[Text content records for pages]
-=-=-

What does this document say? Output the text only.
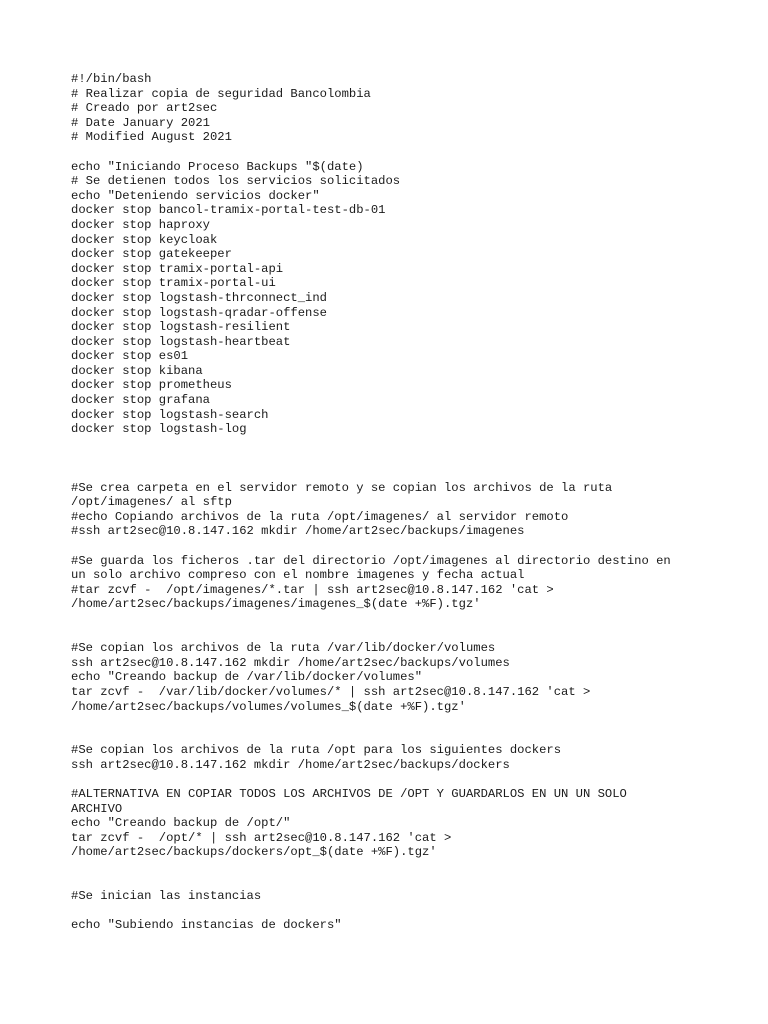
#!/bin/bash
# Realizar copia de seguridad Bancolombia
# Creado por art2sec
# Date January 2021
# Modified August 2021
echo "Iniciando Proceso Backups "$(date)
# Se detienen todos los servicios solicitados
echo "Deteniendo servicios docker"
docker stop bancol-tramix-portal-test-db-01
docker stop haproxy
docker stop keycloak
docker stop gatekeeper
docker stop tramix-portal-api
docker stop tramix-portal-ui
docker stop logstash-thrconnect_ind
docker stop logstash-qradar-offense
docker stop logstash-resilient
docker stop logstash-heartbeat
docker stop es01
docker stop kibana
docker stop prometheus
docker stop grafana
docker stop logstash-search
docker stop logstash-log
#Se crea carpeta en el servidor remoto y se copian los archivos de la ruta
/opt/imagenes/ al sftp
#echo Copiando archivos de la ruta /opt/imagenes/ al servidor remoto
#ssh art2sec@10.8.147.162 mkdir /home/art2sec/backups/imagenes
#Se guarda los ficheros .tar del directorio /opt/imagenes al directorio destino en
un solo archivo compreso con el nombre imagenes y fecha actual
#tar zcvf -  /opt/imagenes/*.tar | ssh art2sec@10.8.147.162 'cat >
/home/art2sec/backups/imagenes/imagenes_$(date +%F).tgz'
#Se copian los archivos de la ruta /var/lib/docker/volumes
ssh art2sec@10.8.147.162 mkdir /home/art2sec/backups/volumes
echo "Creando backup de /var/lib/docker/volumes"
tar zcvf -  /var/lib/docker/volumes/* | ssh art2sec@10.8.147.162 'cat >
/home/art2sec/backups/volumes/volumes_$(date +%F).tgz'
#Se copian los archivos de la ruta /opt para los siguientes dockers
ssh art2sec@10.8.147.162 mkdir /home/art2sec/backups/dockers
#ALTERNATIVA EN COPIAR TODOS LOS ARCHIVOS DE /OPT Y GUARDARLOS EN UN UN SOLO
ARCHIVO
echo "Creando backup de /opt/"
tar zcvf -  /opt/* | ssh art2sec@10.8.147.162 'cat >
/home/art2sec/backups/dockers/opt_$(date +%F).tgz'
#Se inician las instancias
echo "Subiendo instancias de dockers"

-=-=-

- Your goal -
Every line above in which the word "dockers" is present must be copied into the answer.

- Task response -
#Se copian los archivos de la ruta /opt para los siguientes dockers
ssh art2sec@10.8.147.162 mkdir /home/art2sec/backups/dockers
/home/art2sec/backups/dockers/opt_$(date +%F).tgz'
echo "Subiendo instancias de dockers"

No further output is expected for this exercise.